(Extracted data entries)
▼▼▼

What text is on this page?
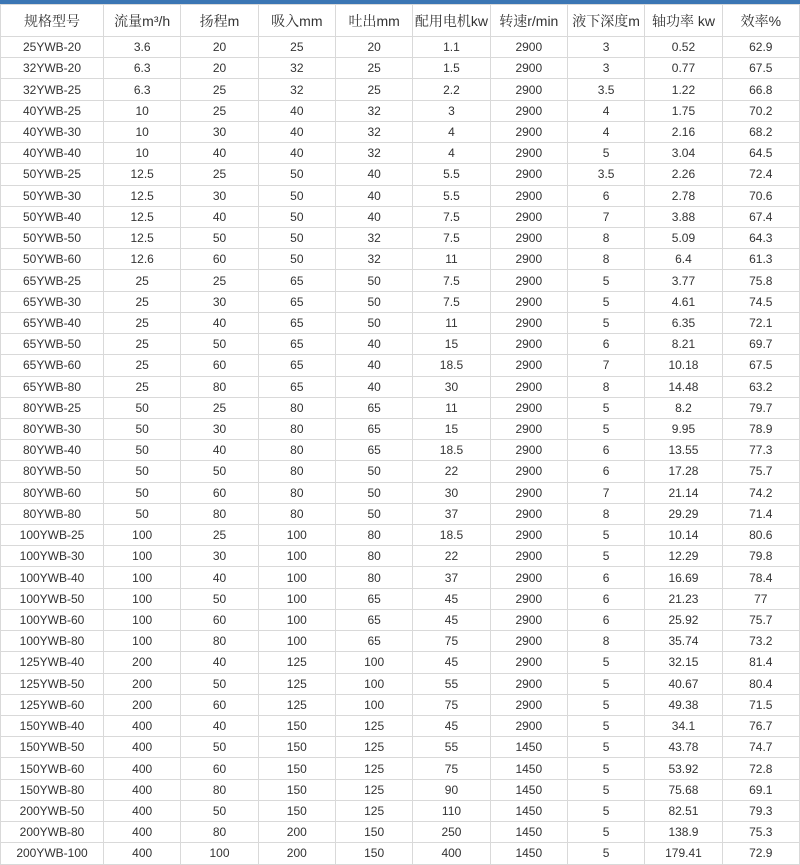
规格型号	流量m³/h	扬程m	吸入mm	吐出mm	配用电机kw	转速r/min	液下深度m	轴功率 kw	效率%
25YWB-20	3.6	20	25	20	1.1	2900	3	0.52	62.9
32YWB-20	6.3	20	32	25	1.5	2900	3	0.77	67.5
32YWB-25	6.3	25	32	25	2.2	2900	3.5	1.22	66.8
40YWB-25	10	25	40	32	3	2900	4	1.75	70.2
40YWB-30	10	30	40	32	4	2900	4	2.16	68.2
40YWB-40	10	40	40	32	4	2900	5	3.04	64.5
50YWB-25	12.5	25	50	40	5.5	2900	3.5	2.26	72.4
50YWB-30	12.5	30	50	40	5.5	2900	6	2.78	70.6
50YWB-40	12.5	40	50	40	7.5	2900	7	3.88	67.4
50YWB-50	12.5	50	50	32	7.5	2900	8	5.09	64.3
50YWB-60	12.6	60	50	32	11	2900	8	6.4	61.3
65YWB-25	25	25	65	50	7.5	2900	5	3.77	75.8
65YWB-30	25	30	65	50	7.5	2900	5	4.61	74.5
65YWB-40	25	40	65	50	11	2900	5	6.35	72.1
65YWB-50	25	50	65	40	15	2900	6	8.21	69.7
65YWB-60	25	60	65	40	18.5	2900	7	10.18	67.5
65YWB-80	25	80	65	40	30	2900	8	14.48	63.2
80YWB-25	50	25	80	65	11	2900	5	8.2	79.7
80YWB-30	50	30	80	65	15	2900	5	9.95	78.9
80YWB-40	50	40	80	65	18.5	2900	6	13.55	77.3
80YWB-50	50	50	80	50	22	2900	6	17.28	75.7
80YWB-60	50	60	80	50	30	2900	7	21.14	74.2
80YWB-80	50	80	80	50	37	2900	8	29.29	71.4
100YWB-25	100	25	100	80	18.5	2900	5	10.14	80.6
100YWB-30	100	30	100	80	22	2900	5	12.29	79.8
100YWB-40	100	40	100	80	37	2900	6	16.69	78.4
100YWB-50	100	50	100	65	45	2900	6	21.23	77
100YWB-60	100	60	100	65	45	2900	6	25.92	75.7
100YWB-80	100	80	100	65	75	2900	8	35.74	73.2
125YWB-40	200	40	125	100	45	2900	5	32.15	81.4
125YWB-50	200	50	125	100	55	2900	5	40.67	80.4
125YWB-60	200	60	125	100	75	2900	5	49.38	71.5
150YWB-40	400	40	150	125	45	2900	5	34.1	76.7
150YWB-50	400	50	150	125	55	1450	5	43.78	74.7
150YWB-60	400	60	150	125	75	1450	5	53.92	72.8
150YWB-80	400	80	150	125	90	1450	5	75.68	69.1
200YWB-50	400	50	150	125	110	1450	5	82.51	79.3
200YWB-80	400	80	200	150	250	1450	5	138.9	75.3
200YWB-100	400	100	200	150	400	1450	5	179.41	72.9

▲▲▲

DIRECTIVE
The data above should be repeated exactly, minus any pictures.

FULL ANSWER
What text is on this page?
规格型号	流量m³/h	扬程m	吸入mm	吐出mm	配用电机kw	转速r/min	液下深度m	轴功率 kw	效率%
25YWB-20	3.6	20	25	20	1.1	2900	3	0.52	62.9
32YWB-20	6.3	20	32	25	1.5	2900	3	0.77	67.5
32YWB-25	6.3	25	32	25	2.2	2900	3.5	1.22	66.8
40YWB-25	10	25	40	32	3	2900	4	1.75	70.2
40YWB-30	10	30	40	32	4	2900	4	2.16	68.2
40YWB-40	10	40	40	32	4	2900	5	3.04	64.5
50YWB-25	12.5	25	50	40	5.5	2900	3.5	2.26	72.4
50YWB-30	12.5	30	50	40	5.5	2900	6	2.78	70.6
50YWB-40	12.5	40	50	40	7.5	2900	7	3.88	67.4
50YWB-50	12.5	50	50	32	7.5	2900	8	5.09	64.3
50YWB-60	12.6	60	50	32	11	2900	8	6.4	61.3
65YWB-25	25	25	65	50	7.5	2900	5	3.77	75.8
65YWB-30	25	30	65	50	7.5	2900	5	4.61	74.5
65YWB-40	25	40	65	50	11	2900	5	6.35	72.1
65YWB-50	25	50	65	40	15	2900	6	8.21	69.7
65YWB-60	25	60	65	40	18.5	2900	7	10.18	67.5
65YWB-80	25	80	65	40	30	2900	8	14.48	63.2
80YWB-25	50	25	80	65	11	2900	5	8.2	79.7
80YWB-30	50	30	80	65	15	2900	5	9.95	78.9
80YWB-40	50	40	80	65	18.5	2900	6	13.55	77.3
80YWB-50	50	50	80	50	22	2900	6	17.28	75.7
80YWB-60	50	60	80	50	30	2900	7	21.14	74.2
80YWB-80	50	80	80	50	37	2900	8	29.29	71.4
100YWB-25	100	25	100	80	18.5	2900	5	10.14	80.6
100YWB-30	100	30	100	80	22	2900	5	12.29	79.8
100YWB-40	100	40	100	80	37	2900	6	16.69	78.4
100YWB-50	100	50	100	65	45	2900	6	21.23	77
100YWB-60	100	60	100	65	45	2900	6	25.92	75.7
100YWB-80	100	80	100	65	75	2900	8	35.74	73.2
125YWB-40	200	40	125	100	45	2900	5	32.15	81.4
125YWB-50	200	50	125	100	55	2900	5	40.67	80.4
125YWB-60	200	60	125	100	75	2900	5	49.38	71.5
150YWB-40	400	40	150	125	45	2900	5	34.1	76.7
150YWB-50	400	50	150	125	55	1450	5	43.78	74.7
150YWB-60	400	60	150	125	75	1450	5	53.92	72.8
150YWB-80	400	80	150	125	90	1450	5	75.68	69.1
200YWB-50	400	50	150	125	110	1450	5	82.51	79.3
200YWB-80	400	80	200	150	250	1450	5	138.9	75.3
200YWB-100	400	100	200	150	400	1450	5	179.41	72.9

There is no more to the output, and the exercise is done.